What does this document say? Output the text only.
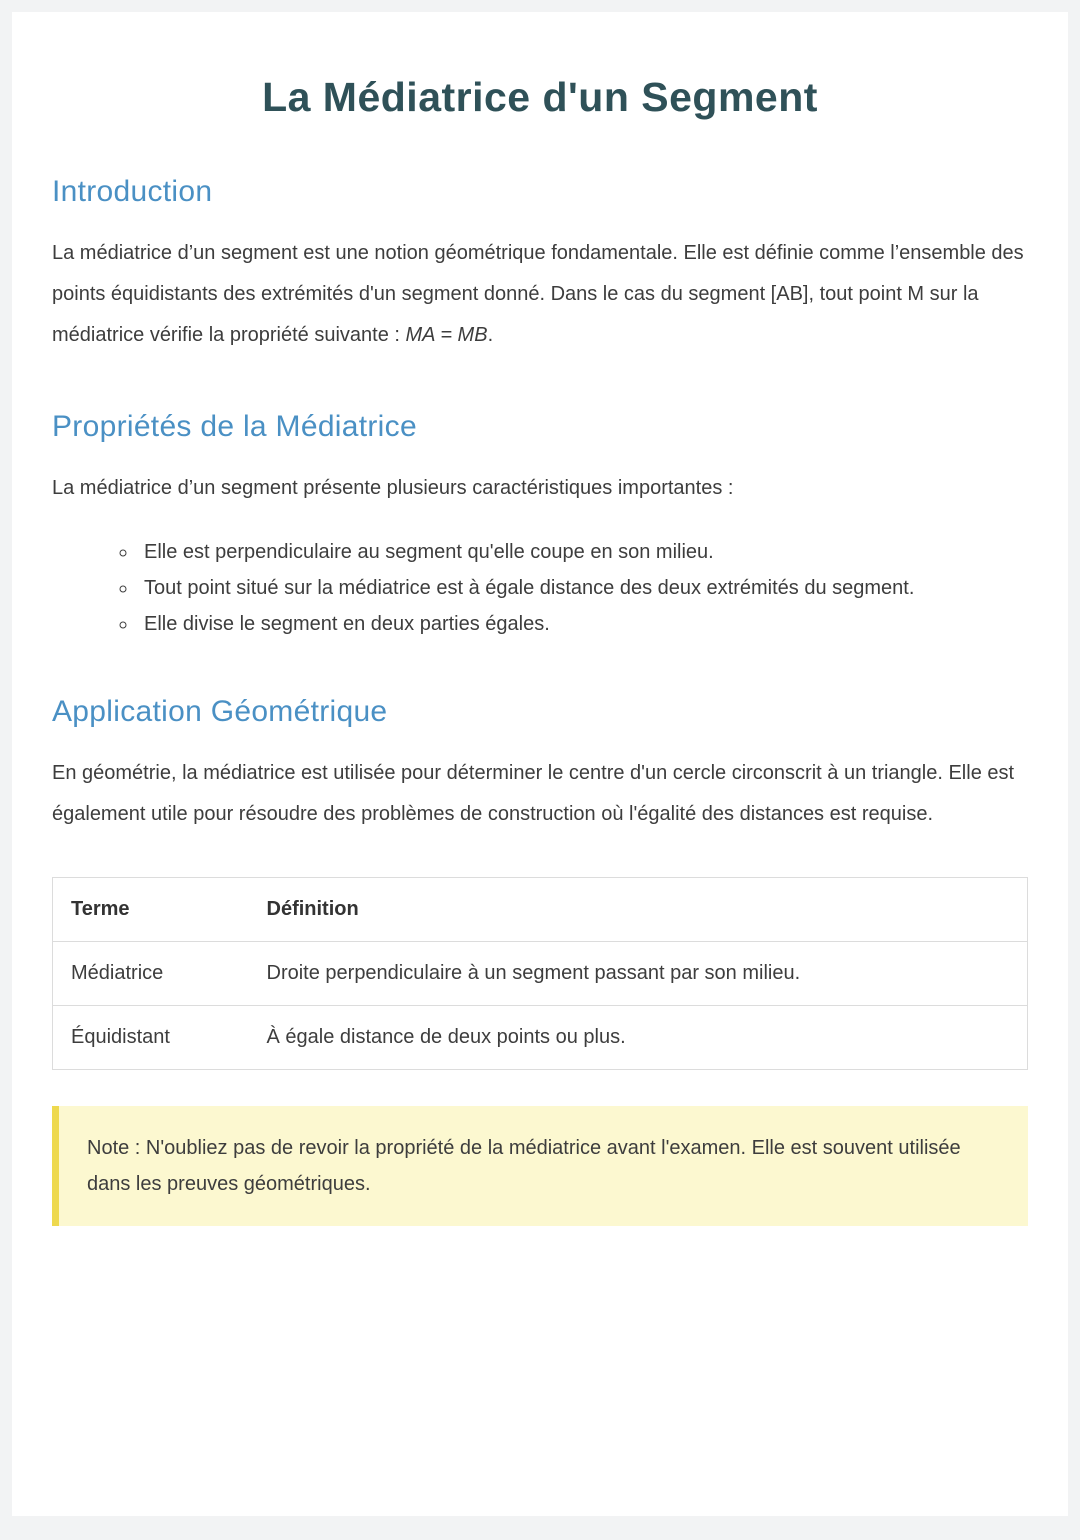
La Médiatrice d'un Segment
Introduction

La médiatrice d’un segment est une notion géométrique fondamentale. Elle est définie comme l’ensemble des points équidistants des extrémités d'un segment donné. Dans le cas du segment [AB], tout point M sur la médiatrice vérifie la propriété suivante : MA = MB.

Propriétés de la Médiatrice

La médiatrice d’un segment présente plusieurs caractéristiques importantes :

◦ Elle est perpendiculaire au segment qu'elle coupe en son milieu.
◦ Tout point situé sur la médiatrice est à égale distance des deux extrémités du segment.
◦ Elle divise le segment en deux parties égales.
Application Géométrique

En géométrie, la médiatrice est utilisée pour déterminer le centre d'un cercle circonscrit à un triangle. Elle est également utile pour résoudre des problèmes de construction où l'égalité des distances est requise.

Terme	Définition
Médiatrice	Droite perpendiculaire à un segment passant par son milieu.
Équidistant	À égale distance de deux points ou plus.
Note : N'oubliez pas de revoir la propriété de la médiatrice avant l'examen. Elle est souvent utilisée dans les preuves géométriques.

####################

> TASK DESCRIPTION: Gather every line from the listing above in which the word "Elle" appears.

> FINAL ANSWER:
La médiatrice d’un segment est une notion géométrique fondamentale. Elle est définie comme l’ensemble des points équidistants des extrémités d'un segment donné. Dans le cas du segment [AB], tout point M sur la médiatrice vérifie la propriété suivante : MA = MB.
◦ Elle est perpendiculaire au segment qu'elle coupe en son milieu.
◦ Elle divise le segment en deux parties égales.
En géométrie, la médiatrice est utilisée pour déterminer le centre d'un cercle circonscrit à un triangle. Elle est également utile pour résoudre des problèmes de construction où l'égalité des distances est requise.
Note : N'oubliez pas de revoir la propriété de la médiatrice avant l'examen. Elle est souvent utilisée dans les preuves géométriques.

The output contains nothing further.